▶ What is required:
Reproduce the material exactly, omitting nothing.
--- --- ---
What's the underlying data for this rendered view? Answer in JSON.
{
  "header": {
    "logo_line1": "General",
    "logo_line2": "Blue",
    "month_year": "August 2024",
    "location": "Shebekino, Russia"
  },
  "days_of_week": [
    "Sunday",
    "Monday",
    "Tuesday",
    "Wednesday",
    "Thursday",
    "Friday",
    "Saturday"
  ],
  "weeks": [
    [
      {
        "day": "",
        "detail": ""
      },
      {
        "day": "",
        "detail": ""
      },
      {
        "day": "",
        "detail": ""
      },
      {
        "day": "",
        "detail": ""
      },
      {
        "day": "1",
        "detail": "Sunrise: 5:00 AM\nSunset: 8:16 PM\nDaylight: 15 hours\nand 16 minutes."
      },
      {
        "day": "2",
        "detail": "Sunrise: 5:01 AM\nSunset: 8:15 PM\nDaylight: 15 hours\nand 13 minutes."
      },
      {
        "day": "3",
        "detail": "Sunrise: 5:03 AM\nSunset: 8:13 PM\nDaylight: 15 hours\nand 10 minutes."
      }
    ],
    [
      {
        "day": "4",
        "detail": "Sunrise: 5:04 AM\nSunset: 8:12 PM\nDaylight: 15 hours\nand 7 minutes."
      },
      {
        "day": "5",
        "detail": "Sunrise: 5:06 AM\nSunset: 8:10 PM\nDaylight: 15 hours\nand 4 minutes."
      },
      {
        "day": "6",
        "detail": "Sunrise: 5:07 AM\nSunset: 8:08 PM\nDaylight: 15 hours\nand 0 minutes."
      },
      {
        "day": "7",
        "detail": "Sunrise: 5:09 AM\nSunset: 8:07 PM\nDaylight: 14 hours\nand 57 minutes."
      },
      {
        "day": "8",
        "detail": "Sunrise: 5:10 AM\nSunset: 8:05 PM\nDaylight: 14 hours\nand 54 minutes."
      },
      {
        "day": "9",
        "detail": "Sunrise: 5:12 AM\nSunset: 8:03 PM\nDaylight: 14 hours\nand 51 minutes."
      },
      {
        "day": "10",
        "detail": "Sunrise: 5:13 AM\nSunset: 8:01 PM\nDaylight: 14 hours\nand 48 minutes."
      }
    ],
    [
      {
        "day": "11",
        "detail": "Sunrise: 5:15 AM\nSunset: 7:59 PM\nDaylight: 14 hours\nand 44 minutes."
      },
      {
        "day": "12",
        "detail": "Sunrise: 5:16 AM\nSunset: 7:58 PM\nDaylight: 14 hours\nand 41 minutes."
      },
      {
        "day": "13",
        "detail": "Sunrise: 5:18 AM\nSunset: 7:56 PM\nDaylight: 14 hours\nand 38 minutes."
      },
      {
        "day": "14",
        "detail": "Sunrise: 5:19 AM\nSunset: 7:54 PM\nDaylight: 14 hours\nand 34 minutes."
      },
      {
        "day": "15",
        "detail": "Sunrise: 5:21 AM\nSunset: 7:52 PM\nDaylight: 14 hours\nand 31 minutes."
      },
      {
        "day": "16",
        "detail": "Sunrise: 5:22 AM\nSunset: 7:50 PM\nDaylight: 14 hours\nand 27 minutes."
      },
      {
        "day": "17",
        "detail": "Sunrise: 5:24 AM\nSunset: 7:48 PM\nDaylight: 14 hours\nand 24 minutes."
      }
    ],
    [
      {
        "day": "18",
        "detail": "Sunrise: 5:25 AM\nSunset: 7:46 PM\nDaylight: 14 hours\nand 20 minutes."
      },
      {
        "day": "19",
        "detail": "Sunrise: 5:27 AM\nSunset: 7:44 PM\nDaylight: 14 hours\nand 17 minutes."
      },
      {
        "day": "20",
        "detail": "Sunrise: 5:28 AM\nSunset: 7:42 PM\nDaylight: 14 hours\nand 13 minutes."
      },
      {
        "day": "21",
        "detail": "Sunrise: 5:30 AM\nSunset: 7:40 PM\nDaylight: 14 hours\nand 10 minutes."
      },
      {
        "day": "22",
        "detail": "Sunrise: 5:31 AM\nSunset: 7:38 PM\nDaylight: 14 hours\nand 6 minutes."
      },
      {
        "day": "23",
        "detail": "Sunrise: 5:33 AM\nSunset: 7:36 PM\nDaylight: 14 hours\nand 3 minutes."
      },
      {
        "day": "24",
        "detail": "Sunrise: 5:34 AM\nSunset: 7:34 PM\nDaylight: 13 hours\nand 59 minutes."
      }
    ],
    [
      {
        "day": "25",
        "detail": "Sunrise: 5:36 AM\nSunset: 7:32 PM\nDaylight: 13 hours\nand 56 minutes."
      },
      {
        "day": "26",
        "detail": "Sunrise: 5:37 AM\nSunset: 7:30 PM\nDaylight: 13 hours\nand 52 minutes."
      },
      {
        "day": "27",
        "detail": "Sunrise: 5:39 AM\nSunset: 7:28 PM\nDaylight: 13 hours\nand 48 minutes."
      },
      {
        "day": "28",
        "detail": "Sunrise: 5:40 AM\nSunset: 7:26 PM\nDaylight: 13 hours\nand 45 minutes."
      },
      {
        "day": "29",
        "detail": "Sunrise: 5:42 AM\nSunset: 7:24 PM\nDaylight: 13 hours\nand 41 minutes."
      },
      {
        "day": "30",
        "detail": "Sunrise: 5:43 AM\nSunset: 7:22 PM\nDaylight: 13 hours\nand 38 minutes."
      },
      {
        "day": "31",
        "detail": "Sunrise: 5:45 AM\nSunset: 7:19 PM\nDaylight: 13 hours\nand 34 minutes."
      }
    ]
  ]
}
--- --- ---
▶ Result:
What's the underlying data for this rendered view? Answer in JSON.
{
  "header": {
    "logo_line1": "General",
    "logo_line2": "Blue",
    "month_year": "August 2024",
    "location": "Shebekino, Russia"
  },
  "days_of_week": [
    "Sunday",
    "Monday",
    "Tuesday",
    "Wednesday",
    "Thursday",
    "Friday",
    "Saturday"
  ],
  "weeks": [
    [
      {
        "day": "",
        "detail": ""
      },
      {
        "day": "",
        "detail": ""
      },
      {
        "day": "",
        "detail": ""
      },
      {
        "day": "",
        "detail": ""
      },
      {
        "day": "1",
        "detail": "Sunrise: 5:00 AM\nSunset: 8:16 PM\nDaylight: 15 hours\nand 16 minutes."
      },
      {
        "day": "2",
        "detail": "Sunrise: 5:01 AM\nSunset: 8:15 PM\nDaylight: 15 hours\nand 13 minutes."
      },
      {
        "day": "3",
        "detail": "Sunrise: 5:03 AM\nSunset: 8:13 PM\nDaylight: 15 hours\nand 10 minutes."
      }
    ],
    [
      {
        "day": "4",
        "detail": "Sunrise: 5:04 AM\nSunset: 8:12 PM\nDaylight: 15 hours\nand 7 minutes."
      },
      {
        "day": "5",
        "detail": "Sunrise: 5:06 AM\nSunset: 8:10 PM\nDaylight: 15 hours\nand 4 minutes."
      },
      {
        "day": "6",
        "detail": "Sunrise: 5:07 AM\nSunset: 8:08 PM\nDaylight: 15 hours\nand 0 minutes."
      },
      {
        "day": "7",
        "detail": "Sunrise: 5:09 AM\nSunset: 8:07 PM\nDaylight: 14 hours\nand 57 minutes."
      },
      {
        "day": "8",
        "detail": "Sunrise: 5:10 AM\nSunset: 8:05 PM\nDaylight: 14 hours\nand 54 minutes."
      },
      {
        "day": "9",
        "detail": "Sunrise: 5:12 AM\nSunset: 8:03 PM\nDaylight: 14 hours\nand 51 minutes."
      },
      {
        "day": "10",
        "detail": "Sunrise: 5:13 AM\nSunset: 8:01 PM\nDaylight: 14 hours\nand 48 minutes."
      }
    ],
    [
      {
        "day": "11",
        "detail": "Sunrise: 5:15 AM\nSunset: 7:59 PM\nDaylight: 14 hours\nand 44 minutes."
      },
      {
        "day": "12",
        "detail": "Sunrise: 5:16 AM\nSunset: 7:58 PM\nDaylight: 14 hours\nand 41 minutes."
      },
      {
        "day": "13",
        "detail": "Sunrise: 5:18 AM\nSunset: 7:56 PM\nDaylight: 14 hours\nand 38 minutes."
      },
      {
        "day": "14",
        "detail": "Sunrise: 5:19 AM\nSunset: 7:54 PM\nDaylight: 14 hours\nand 34 minutes."
      },
      {
        "day": "15",
        "detail": "Sunrise: 5:21 AM\nSunset: 7:52 PM\nDaylight: 14 hours\nand 31 minutes."
      },
      {
        "day": "16",
        "detail": "Sunrise: 5:22 AM\nSunset: 7:50 PM\nDaylight: 14 hours\nand 27 minutes."
      },
      {
        "day": "17",
        "detail": "Sunrise: 5:24 AM\nSunset: 7:48 PM\nDaylight: 14 hours\nand 24 minutes."
      }
    ],
    [
      {
        "day": "18",
        "detail": "Sunrise: 5:25 AM\nSunset: 7:46 PM\nDaylight: 14 hours\nand 20 minutes."
      },
      {
        "day": "19",
        "detail": "Sunrise: 5:27 AM\nSunset: 7:44 PM\nDaylight: 14 hours\nand 17 minutes."
      },
      {
        "day": "20",
        "detail": "Sunrise: 5:28 AM\nSunset: 7:42 PM\nDaylight: 14 hours\nand 13 minutes."
      },
      {
        "day": "21",
        "detail": "Sunrise: 5:30 AM\nSunset: 7:40 PM\nDaylight: 14 hours\nand 10 minutes."
      },
      {
        "day": "22",
        "detail": "Sunrise: 5:31 AM\nSunset: 7:38 PM\nDaylight: 14 hours\nand 6 minutes."
      },
      {
        "day": "23",
        "detail": "Sunrise: 5:33 AM\nSunset: 7:36 PM\nDaylight: 14 hours\nand 3 minutes."
      },
      {
        "day": "24",
        "detail": "Sunrise: 5:34 AM\nSunset: 7:34 PM\nDaylight: 13 hours\nand 59 minutes."
      }
    ],
    [
      {
        "day": "25",
        "detail": "Sunrise: 5:36 AM\nSunset: 7:32 PM\nDaylight: 13 hours\nand 56 minutes."
      },
      {
        "day": "26",
        "detail": "Sunrise: 5:37 AM\nSunset: 7:30 PM\nDaylight: 13 hours\nand 52 minutes."
      },
      {
        "day": "27",
        "detail": "Sunrise: 5:39 AM\nSunset: 7:28 PM\nDaylight: 13 hours\nand 48 minutes."
      },
      {
        "day": "28",
        "detail": "Sunrise: 5:40 AM\nSunset: 7:26 PM\nDaylight: 13 hours\nand 45 minutes."
      },
      {
        "day": "29",
        "detail": "Sunrise: 5:42 AM\nSunset: 7:24 PM\nDaylight: 13 hours\nand 41 minutes."
      },
      {
        "day": "30",
        "detail": "Sunrise: 5:43 AM\nSunset: 7:22 PM\nDaylight: 13 hours\nand 38 minutes."
      },
      {
        "day": "31",
        "detail": "Sunrise: 5:45 AM\nSunset: 7:19 PM\nDaylight: 13 hours\nand 34 minutes."
      }
    ]
  ]
}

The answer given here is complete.